STATED TASK ->
Would you pull out every line of the material that contains the string "rodziców"?

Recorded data
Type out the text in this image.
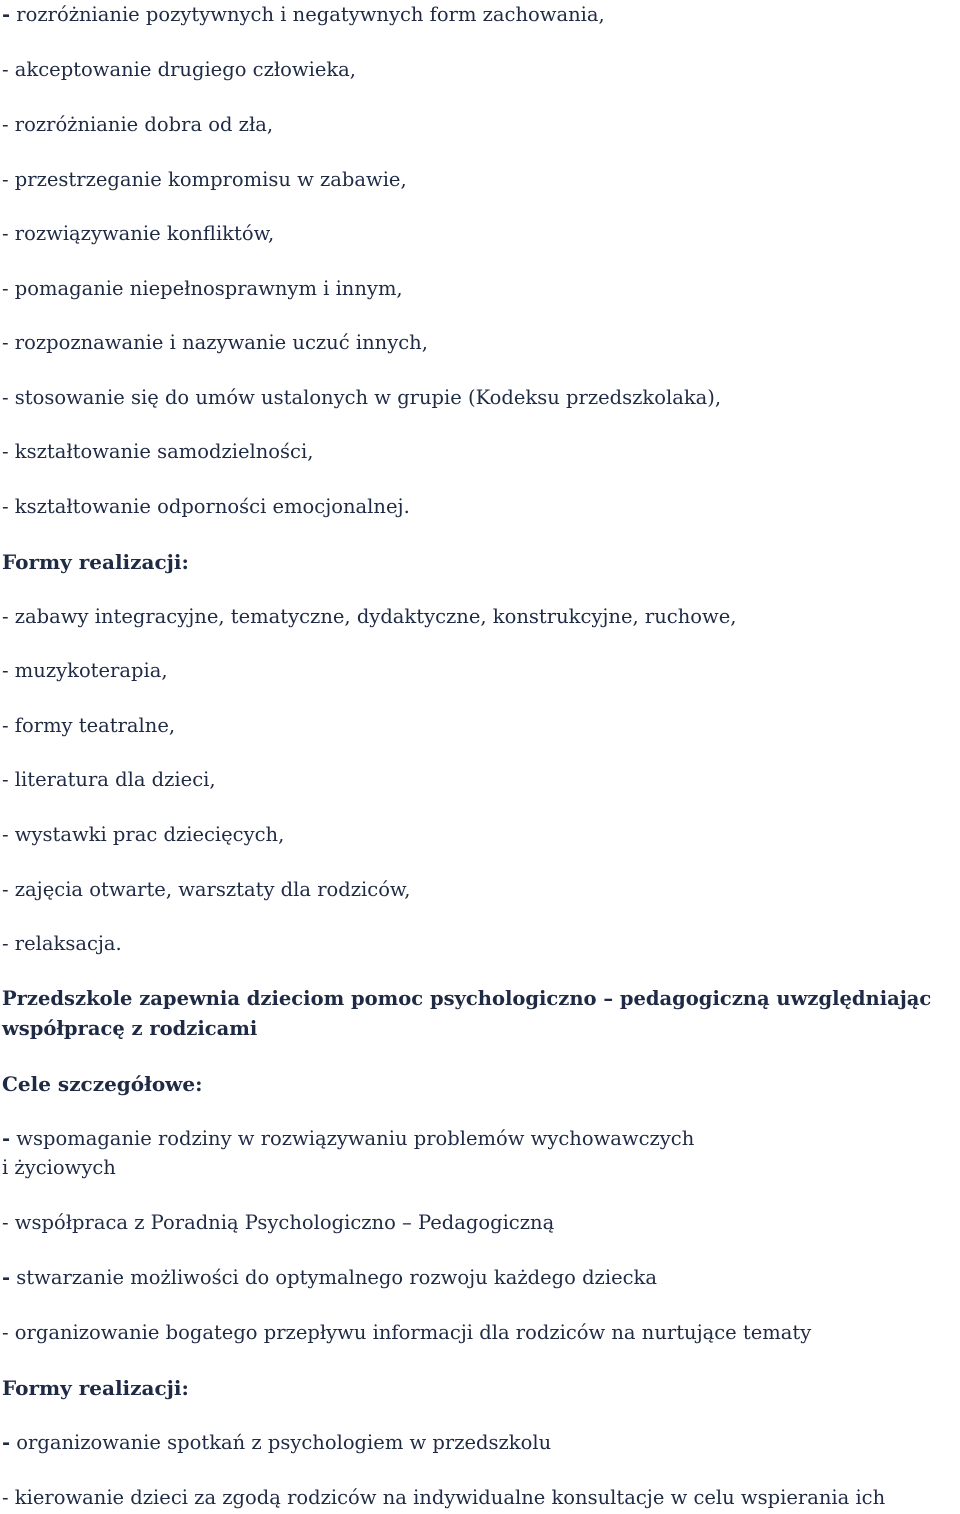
- rozróżnianie pozytywnych i negatywnych form zachowania,
- akceptowanie drugiego człowieka,
- rozróżnianie dobra od zła,
- przestrzeganie kompromisu w zabawie,
- rozwiązywanie konfliktów,
- pomaganie niepełnosprawnym i innym,
- rozpoznawanie i nazywanie uczuć innych,
- stosowanie się do umów ustalonych w grupie (Kodeksu przedszkolaka),
- kształtowanie samodzielności,
- kształtowanie odporności emocjonalnej.
Formy realizacji:
- zabawy integracyjne, tematyczne, dydaktyczne, konstrukcyjne, ruchowe,
- muzykoterapia,
- formy teatralne,
- literatura dla dzieci,
- wystawki prac dziecięcych,
- zajęcia otwarte, warsztaty dla rodziców,
- relaksacja.
Przedszkole zapewnia dzieciom pomoc psychologiczno – pedagogiczną uwzględniając
współpracę z rodzicami
Cele szczegółowe:
- wspomaganie rodziny w rozwiązywaniu problemów wychowawczych
i życiowych
- współpraca z Poradnią Psychologiczno – Pedagogiczną
- stwarzanie możliwości do optymalnego rozwoju każdego dziecka
- organizowanie bogatego przepływu informacji dla rodziców na nurtujące tematy
Formy realizacji:
- organizowanie spotkań z psychologiem w przedszkolu
- kierowanie dzieci za zgodą rodziców na indywidualne konsultacje w celu wspierania ich
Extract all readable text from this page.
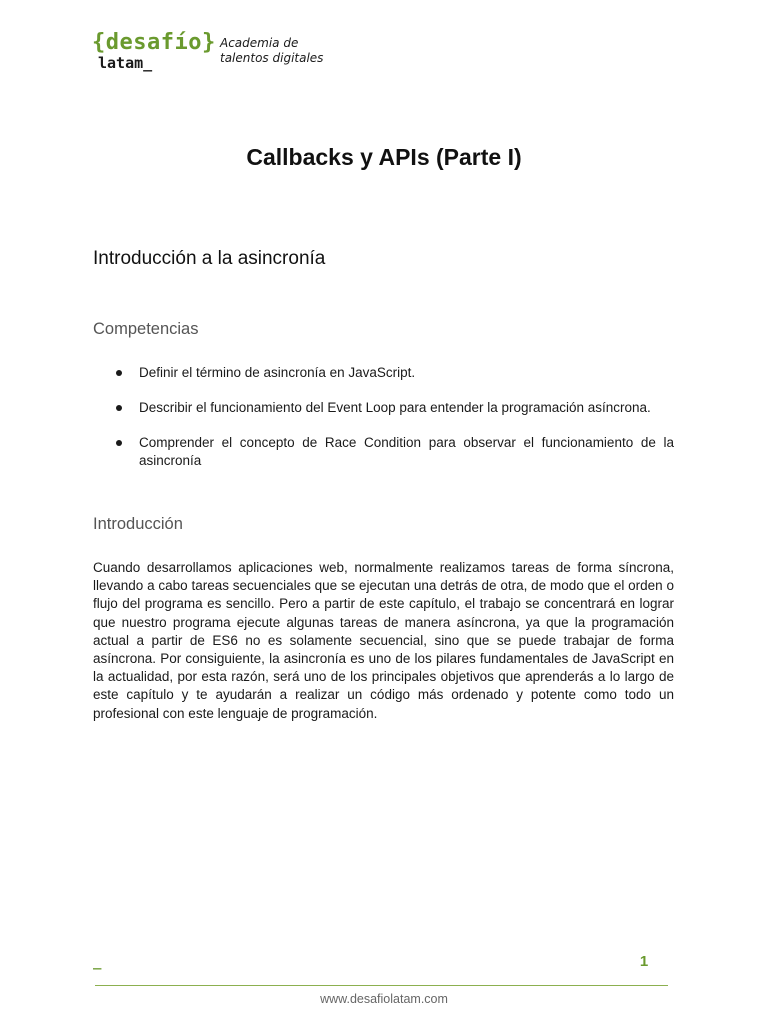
{desafío}
latam_
Academia de
talentos digitales
Callbacks y APIs (Parte I)
Introducción a la asincronía
Competencias
Definir el término de asincronía en JavaScript.
Describir el funcionamiento del Event Loop para entender la programación asíncrona.
Comprender el concepto de Race Condition para observar el funcionamiento de la asincronía
Introducción

Cuando desarrollamos aplicaciones web, normalmente realizamos tareas de forma síncrona, llevando a cabo tareas secuenciales que se ejecutan una detrás de otra, de modo que el orden o flujo del programa es sencillo. Pero a partir de este capítulo, el trabajo se concentrará en lograr que nuestro programa ejecute algunas tareas de manera asíncrona, ya que la programación actual a partir de ES6 no es solamente secuencial, sino que se puede trabajar de forma asíncrona. Por consiguiente, la asincronía es uno de los pilares fundamentales de JavaScript en la actualidad, por esta razón, será uno de los principales objetivos que aprenderás a lo largo de este capítulo y te ayudarán a realizar un código más ordenado y potente como todo un profesional con este lenguaje de programación.

_	1
www.desafiolatam.com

OUTPUT BELOW ->
- zajęcia otwarte, warsztaty dla rodziców,
- organizowanie bogatego przepływu informacji dla rodziców na nurtujące tematy
- kierowanie dzieci za zgodą rodziców na indywidualne konsultacje w celu wspierania ich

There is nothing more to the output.